Records contained in a dataset

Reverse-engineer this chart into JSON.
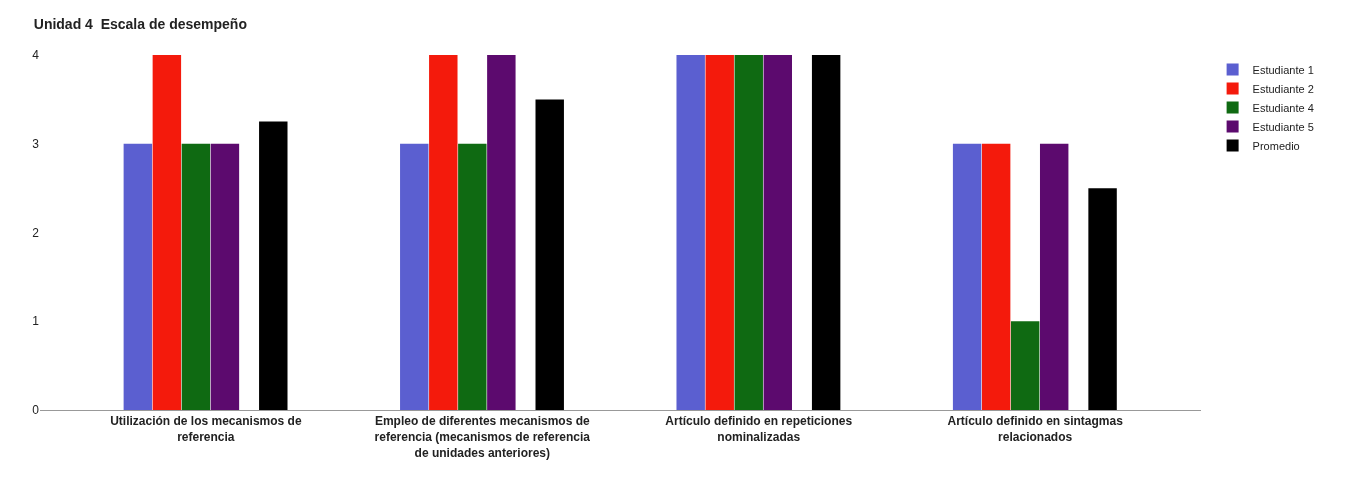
{
  "chart_data": {
    "type": "bar",
    "title": "Unidad 4  Escala de desempeño",
    "categories": [
      "Utilización de los mecanismos de referencia",
      "Empleo de diferentes mecanismos de referencia (mecanismos de referencia de unidades anteriores)",
      "Artículo definido en repeticiones nominalizadas",
      "Artículo definido en sintagmas relacionados"
    ],
    "series": [
      {
        "name": "Estudiante 1",
        "color": "#5b5fd0",
        "values": [
          3,
          3,
          4,
          3
        ]
      },
      {
        "name": "Estudiante 2",
        "color": "#f41a0c",
        "values": [
          4,
          4,
          4,
          3
        ]
      },
      {
        "name": "Estudiante 4",
        "color": "#0f6a12",
        "values": [
          3,
          3,
          4,
          1
        ]
      },
      {
        "name": "Estudiante 5",
        "color": "#5c0a6e",
        "values": [
          3,
          4,
          4,
          3
        ]
      },
      {
        "name": "Promedio",
        "color": "#000000",
        "values": [
          3.25,
          3.5,
          4,
          2.5
        ]
      }
    ],
    "ylim": [
      0,
      4
    ],
    "yticks": [
      0,
      1,
      2,
      3,
      4
    ],
    "legend": "top right"
  }
}
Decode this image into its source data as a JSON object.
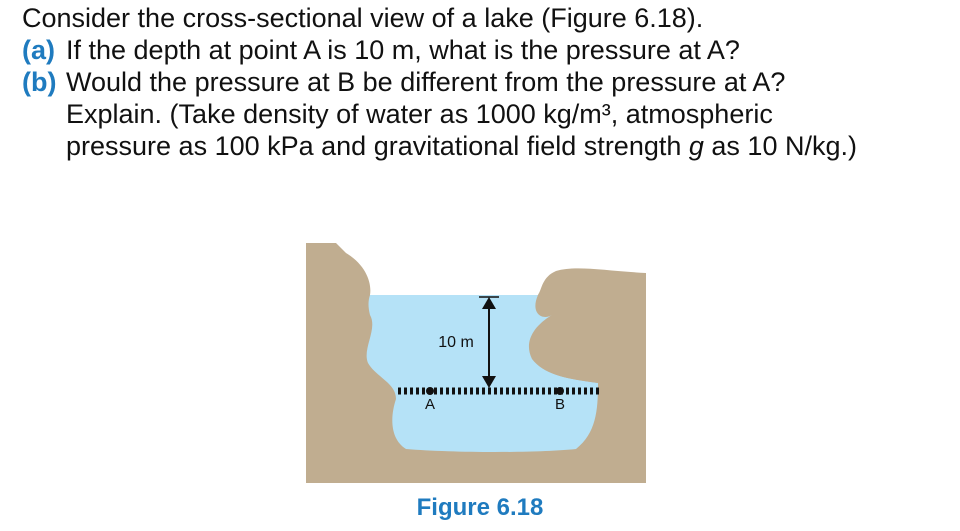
{
  "question": {
    "intro": "Consider the cross-sectional view of a lake (Figure 6.18).",
    "part_a_tag": "(a)",
    "part_a_text": "If the depth at point A is 10 m, what is the pressure at A?",
    "part_b_tag": "(b)",
    "part_b_text": "Would the pressure at B be different from the pressure at A?",
    "part_b_line2": "Explain. (Take density of water as 1000 kg/m³, atmospheric",
    "part_b_line3_pre": "pressure as 100 kPa and gravitational field strength ",
    "part_b_line3_var": "g",
    "part_b_line3_post": " as 10 N/kg.)"
  },
  "figure": {
    "depth_label": "10 m",
    "point_a_label": "A",
    "point_b_label": "B",
    "caption": "Figure 6.18",
    "colors": {
      "rock": "#c0ad90",
      "water": "#b5e2f7",
      "text_blue": "#1f7bbf"
    }
  }
}
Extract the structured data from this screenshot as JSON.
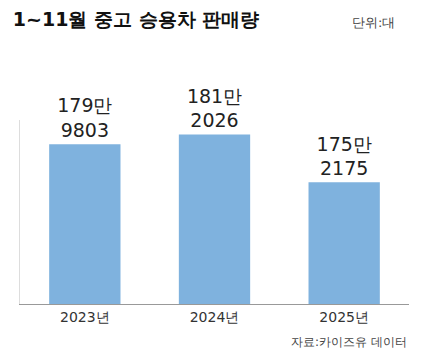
{
  "chart_data": {
    "type": "bar",
    "title": "1~11월 중고 승용차 판매량",
    "subtitle": "단위:대",
    "source": "자료:카이즈유 데이터",
    "categories": [
      "2023년",
      "2024년",
      "2025년"
    ],
    "values": [
      1799803,
      1812026,
      1752175
    ],
    "value_labels": [
      "179만\n9803",
      "181만\n2026",
      "175만\n2175"
    ],
    "data_labels": true,
    "color": "#7fb2de",
    "ylim": [
      1600000,
      1830000
    ],
    "yticks": [],
    "grid": false,
    "tick_labels": "x"
  }
}
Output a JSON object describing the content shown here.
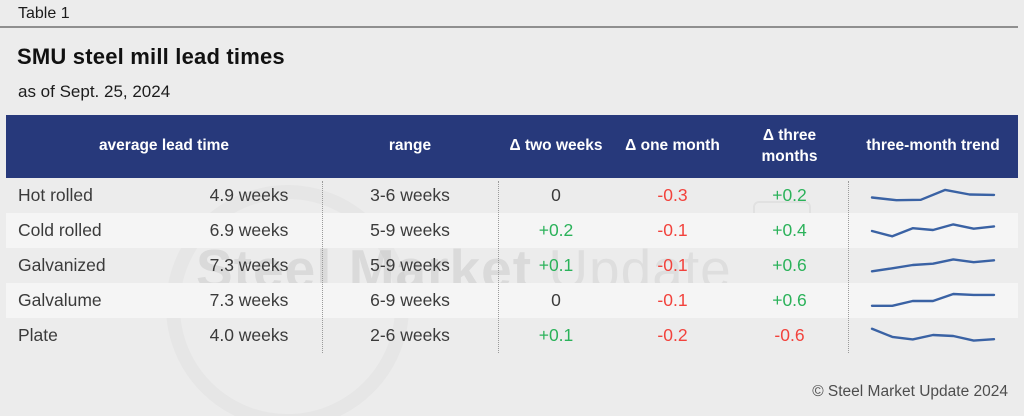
{
  "header": {
    "kicker": "Table 1",
    "title": "SMU steel mill lead times",
    "as_of": "as of Sept. 25, 2024"
  },
  "table": {
    "columns": [
      {
        "id": "avg",
        "label": "average lead time"
      },
      {
        "id": "range",
        "label": "range"
      },
      {
        "id": "d2w",
        "label": "Δ two weeks"
      },
      {
        "id": "d1m",
        "label": "Δ one month"
      },
      {
        "id": "d3m",
        "label": "Δ three months"
      },
      {
        "id": "trend",
        "label": "three-month trend"
      }
    ],
    "rows": [
      {
        "product": "Hot rolled",
        "avg": "4.9 weeks",
        "range": "3-6 weeks",
        "d2w": "0",
        "d1m": "-0.3",
        "d3m": "+0.2",
        "trend": [
          0.42,
          0.28,
          0.3,
          0.82,
          0.58,
          0.56
        ]
      },
      {
        "product": "Cold rolled",
        "avg": "6.9 weeks",
        "range": "5-9 weeks",
        "d2w": "+0.2",
        "d1m": "-0.1",
        "d3m": "+0.4",
        "trend": [
          0.5,
          0.22,
          0.65,
          0.55,
          0.85,
          0.62,
          0.74
        ]
      },
      {
        "product": "Galvanized",
        "avg": "7.3 weeks",
        "range": "5-9 weeks",
        "d2w": "+0.1",
        "d1m": "-0.1",
        "d3m": "+0.6",
        "trend": [
          0.22,
          0.38,
          0.55,
          0.62,
          0.85,
          0.7,
          0.8
        ]
      },
      {
        "product": "Galvalume",
        "avg": "7.3 weeks",
        "range": "6-9 weeks",
        "d2w": "0",
        "d1m": "-0.1",
        "d3m": "+0.6",
        "trend": [
          0.25,
          0.25,
          0.5,
          0.5,
          0.87,
          0.82,
          0.82
        ]
      },
      {
        "product": "Plate",
        "avg": "4.0 weeks",
        "range": "2-6 weeks",
        "d2w": "+0.1",
        "d1m": "-0.2",
        "d3m": "-0.6",
        "trend": [
          0.88,
          0.45,
          0.32,
          0.55,
          0.5,
          0.26,
          0.33
        ]
      }
    ]
  },
  "watermark": {
    "brand_bold": "Steel Market",
    "brand_light": "Update",
    "cru": "CRU"
  },
  "footer": {
    "copyright": "© Steel Market Update 2024"
  },
  "colors": {
    "header_bg": "#27397b",
    "positive": "#2bb25a",
    "negative": "#f2423c",
    "neutral_delta": "#3b3b3b",
    "sparkline": "#3a62a4",
    "page_bg": "#ececec",
    "row_stripe": "#f5f5f5",
    "rule": "#8f8f8f",
    "text": "#3b3b3b"
  },
  "chart_data": {
    "type": "table",
    "title": "SMU steel mill lead times",
    "subtitle": "as of Sept. 25, 2024",
    "columns": [
      "product",
      "average lead time",
      "range",
      "Δ two weeks",
      "Δ one month",
      "Δ three months",
      "three-month trend"
    ],
    "rows": [
      {
        "product": "Hot rolled",
        "average_lead_time_weeks": 4.9,
        "range_weeks": "3-6",
        "delta_two_weeks": 0,
        "delta_one_month": -0.3,
        "delta_three_months": 0.2
      },
      {
        "product": "Cold rolled",
        "average_lead_time_weeks": 6.9,
        "range_weeks": "5-9",
        "delta_two_weeks": 0.2,
        "delta_one_month": -0.1,
        "delta_three_months": 0.4
      },
      {
        "product": "Galvanized",
        "average_lead_time_weeks": 7.3,
        "range_weeks": "5-9",
        "delta_two_weeks": 0.1,
        "delta_one_month": -0.1,
        "delta_three_months": 0.6
      },
      {
        "product": "Galvalume",
        "average_lead_time_weeks": 7.3,
        "range_weeks": "6-9",
        "delta_two_weeks": 0,
        "delta_one_month": -0.1,
        "delta_three_months": 0.6
      },
      {
        "product": "Plate",
        "average_lead_time_weeks": 4.0,
        "range_weeks": "2-6",
        "delta_two_weeks": 0.1,
        "delta_one_month": -0.2,
        "delta_three_months": -0.6
      }
    ],
    "sparklines": {
      "type": "line",
      "ylim": [
        0,
        1
      ],
      "series": [
        {
          "name": "Hot rolled",
          "values": [
            0.42,
            0.28,
            0.3,
            0.82,
            0.58,
            0.56
          ]
        },
        {
          "name": "Cold rolled",
          "values": [
            0.5,
            0.22,
            0.65,
            0.55,
            0.85,
            0.62,
            0.74
          ]
        },
        {
          "name": "Galvanized",
          "values": [
            0.22,
            0.38,
            0.55,
            0.62,
            0.85,
            0.7,
            0.8
          ]
        },
        {
          "name": "Galvalume",
          "values": [
            0.25,
            0.25,
            0.5,
            0.5,
            0.87,
            0.82,
            0.82
          ]
        },
        {
          "name": "Plate",
          "values": [
            0.88,
            0.45,
            0.32,
            0.55,
            0.5,
            0.26,
            0.33
          ]
        }
      ]
    }
  }
}
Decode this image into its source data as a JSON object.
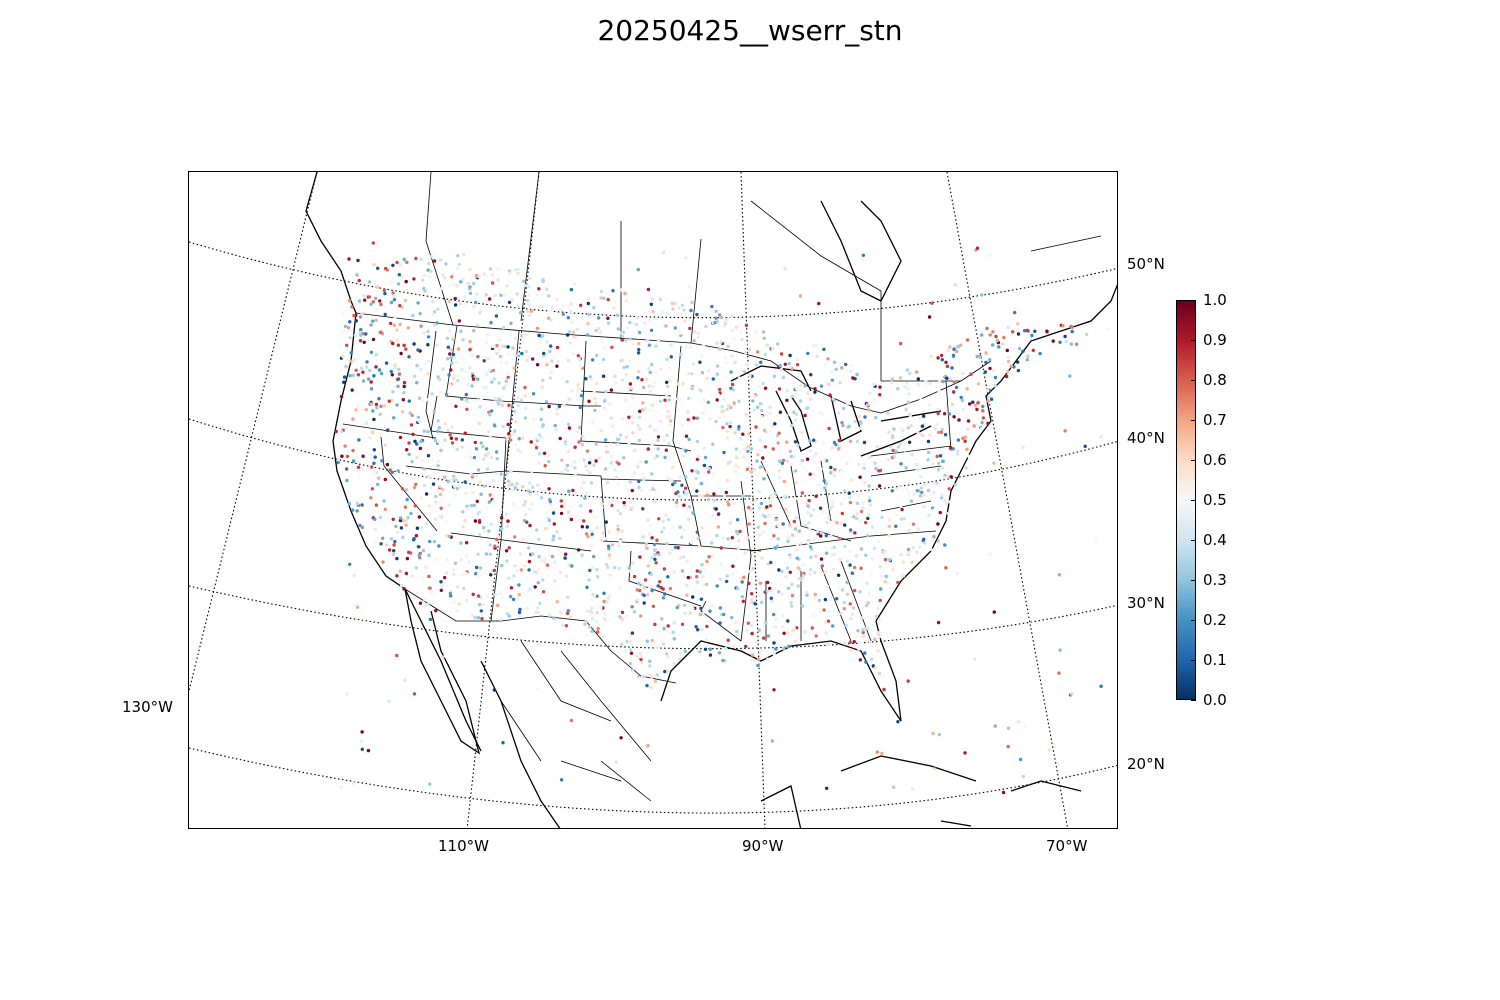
{
  "title": "20250425__wserr_stn",
  "lon_labels": [
    "130°W",
    "110°W",
    "90°W",
    "70°W"
  ],
  "lat_labels": [
    "20°N",
    "30°N",
    "40°N",
    "50°N"
  ],
  "colorbar": {
    "ticks": [
      "0.0",
      "0.1",
      "0.2",
      "0.3",
      "0.4",
      "0.5",
      "0.6",
      "0.7",
      "0.8",
      "0.9",
      "1.0"
    ],
    "colormap": "RdBu_r",
    "colors": [
      "#053061",
      "#2166ac",
      "#4393c3",
      "#92c5de",
      "#d1e5f0",
      "#f7f7f7",
      "#fddbc7",
      "#f4a582",
      "#d6604d",
      "#b2182b",
      "#67001f"
    ]
  },
  "map": {
    "projection": "Lambert conformal conic",
    "region": "Continental United States",
    "graticule": "dotted",
    "marker": "station point colored by value"
  }
}
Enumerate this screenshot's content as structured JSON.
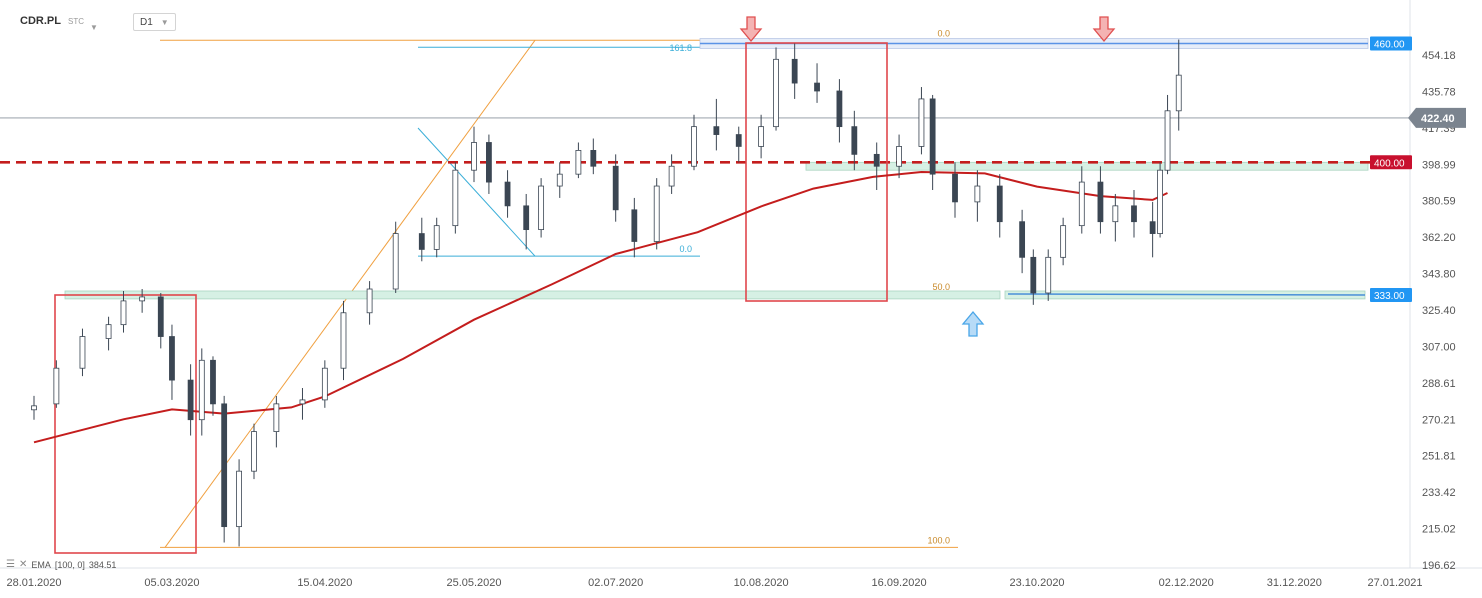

_Exercise goal:_
Keep only the lines that hold the string "from", and copy them out.

_Exercise response:_
    "part_b_text": "Would the pressure at B be different from the pressure at A?",
Extract the structured data from this screenshot as JSON.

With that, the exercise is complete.